• _Record set_:
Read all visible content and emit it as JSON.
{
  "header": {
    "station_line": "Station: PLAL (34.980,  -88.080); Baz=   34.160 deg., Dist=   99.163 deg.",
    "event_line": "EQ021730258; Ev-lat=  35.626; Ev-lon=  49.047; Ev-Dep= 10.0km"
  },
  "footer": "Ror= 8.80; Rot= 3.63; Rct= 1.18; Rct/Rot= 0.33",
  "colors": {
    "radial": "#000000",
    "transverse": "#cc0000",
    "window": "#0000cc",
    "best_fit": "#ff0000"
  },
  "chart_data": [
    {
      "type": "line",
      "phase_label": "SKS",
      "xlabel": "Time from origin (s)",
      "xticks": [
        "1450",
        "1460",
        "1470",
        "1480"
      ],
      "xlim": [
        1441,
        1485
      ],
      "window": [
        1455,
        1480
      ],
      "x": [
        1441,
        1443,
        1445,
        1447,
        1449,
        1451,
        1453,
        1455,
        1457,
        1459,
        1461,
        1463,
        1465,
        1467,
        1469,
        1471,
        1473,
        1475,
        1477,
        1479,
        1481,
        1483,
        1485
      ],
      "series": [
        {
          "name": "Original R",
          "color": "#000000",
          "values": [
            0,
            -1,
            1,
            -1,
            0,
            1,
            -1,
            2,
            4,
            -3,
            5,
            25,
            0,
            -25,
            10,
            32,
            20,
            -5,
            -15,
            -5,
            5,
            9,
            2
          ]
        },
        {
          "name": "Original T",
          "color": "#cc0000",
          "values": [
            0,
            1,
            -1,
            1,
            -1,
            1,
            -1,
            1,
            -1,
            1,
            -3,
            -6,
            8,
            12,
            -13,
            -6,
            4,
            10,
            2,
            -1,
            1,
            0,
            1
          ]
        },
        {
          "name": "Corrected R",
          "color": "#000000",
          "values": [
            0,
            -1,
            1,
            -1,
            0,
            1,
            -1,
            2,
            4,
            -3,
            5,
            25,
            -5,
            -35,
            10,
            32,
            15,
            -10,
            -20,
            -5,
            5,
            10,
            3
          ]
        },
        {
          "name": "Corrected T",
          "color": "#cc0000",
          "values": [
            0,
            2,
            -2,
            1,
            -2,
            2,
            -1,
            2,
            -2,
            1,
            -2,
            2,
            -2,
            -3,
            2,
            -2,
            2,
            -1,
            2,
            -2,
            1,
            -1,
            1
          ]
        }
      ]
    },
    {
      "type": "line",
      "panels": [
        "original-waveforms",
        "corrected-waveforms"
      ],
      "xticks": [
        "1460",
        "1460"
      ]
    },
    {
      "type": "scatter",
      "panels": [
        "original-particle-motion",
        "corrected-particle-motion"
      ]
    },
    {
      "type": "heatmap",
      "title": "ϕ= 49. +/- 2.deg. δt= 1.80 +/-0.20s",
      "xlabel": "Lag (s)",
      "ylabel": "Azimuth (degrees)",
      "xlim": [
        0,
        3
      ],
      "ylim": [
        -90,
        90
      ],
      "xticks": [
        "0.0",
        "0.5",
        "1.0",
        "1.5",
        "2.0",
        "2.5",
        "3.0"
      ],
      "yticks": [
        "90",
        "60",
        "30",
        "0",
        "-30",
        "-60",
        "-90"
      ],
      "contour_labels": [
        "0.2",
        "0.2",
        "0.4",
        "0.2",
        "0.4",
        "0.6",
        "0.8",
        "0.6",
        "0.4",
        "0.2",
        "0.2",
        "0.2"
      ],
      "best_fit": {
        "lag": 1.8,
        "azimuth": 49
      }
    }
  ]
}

• _Exercise description_:
All of the entries above need to be reproduced exactly.

• _Reply_:
Read all visible content and emit it as JSON.
{
  "header": {
    "station_line": "Station: PLAL (34.980,  -88.080); Baz=   34.160 deg., Dist=   99.163 deg.",
    "event_line": "EQ021730258; Ev-lat=  35.626; Ev-lon=  49.047; Ev-Dep= 10.0km"
  },
  "footer": "Ror= 8.80; Rot= 3.63; Rct= 1.18; Rct/Rot= 0.33",
  "colors": {
    "radial": "#000000",
    "transverse": "#cc0000",
    "window": "#0000cc",
    "best_fit": "#ff0000"
  },
  "chart_data": [
    {
      "type": "line",
      "phase_label": "SKS",
      "xlabel": "Time from origin (s)",
      "xticks": [
        "1450",
        "1460",
        "1470",
        "1480"
      ],
      "xlim": [
        1441,
        1485
      ],
      "window": [
        1455,
        1480
      ],
      "x": [
        1441,
        1443,
        1445,
        1447,
        1449,
        1451,
        1453,
        1455,
        1457,
        1459,
        1461,
        1463,
        1465,
        1467,
        1469,
        1471,
        1473,
        1475,
        1477,
        1479,
        1481,
        1483,
        1485
      ],
      "series": [
        {
          "name": "Original R",
          "color": "#000000",
          "values": [
            0,
            -1,
            1,
            -1,
            0,
            1,
            -1,
            2,
            4,
            -3,
            5,
            25,
            0,
            -25,
            10,
            32,
            20,
            -5,
            -15,
            -5,
            5,
            9,
            2
          ]
        },
        {
          "name": "Original T",
          "color": "#cc0000",
          "values": [
            0,
            1,
            -1,
            1,
            -1,
            1,
            -1,
            1,
            -1,
            1,
            -3,
            -6,
            8,
            12,
            -13,
            -6,
            4,
            10,
            2,
            -1,
            1,
            0,
            1
          ]
        },
        {
          "name": "Corrected R",
          "color": "#000000",
          "values": [
            0,
            -1,
            1,
            -1,
            0,
            1,
            -1,
            2,
            4,
            -3,
            5,
            25,
            -5,
            -35,
            10,
            32,
            15,
            -10,
            -20,
            -5,
            5,
            10,
            3
          ]
        },
        {
          "name": "Corrected T",
          "color": "#cc0000",
          "values": [
            0,
            2,
            -2,
            1,
            -2,
            2,
            -1,
            2,
            -2,
            1,
            -2,
            2,
            -2,
            -3,
            2,
            -2,
            2,
            -1,
            2,
            -2,
            1,
            -1,
            1
          ]
        }
      ]
    },
    {
      "type": "line",
      "panels": [
        "original-waveforms",
        "corrected-waveforms"
      ],
      "xticks": [
        "1460",
        "1460"
      ]
    },
    {
      "type": "scatter",
      "panels": [
        "original-particle-motion",
        "corrected-particle-motion"
      ]
    },
    {
      "type": "heatmap",
      "title": "ϕ= 49. +/- 2.deg. δt= 1.80 +/-0.20s",
      "xlabel": "Lag (s)",
      "ylabel": "Azimuth (degrees)",
      "xlim": [
        0,
        3
      ],
      "ylim": [
        -90,
        90
      ],
      "xticks": [
        "0.0",
        "0.5",
        "1.0",
        "1.5",
        "2.0",
        "2.5",
        "3.0"
      ],
      "yticks": [
        "90",
        "60",
        "30",
        "0",
        "-30",
        "-60",
        "-90"
      ],
      "contour_labels": [
        "0.2",
        "0.2",
        "0.4",
        "0.2",
        "0.4",
        "0.6",
        "0.8",
        "0.6",
        "0.4",
        "0.2",
        "0.2",
        "0.2"
      ],
      "best_fit": {
        "lag": 1.8,
        "azimuth": 49
      }
    }
  ]
}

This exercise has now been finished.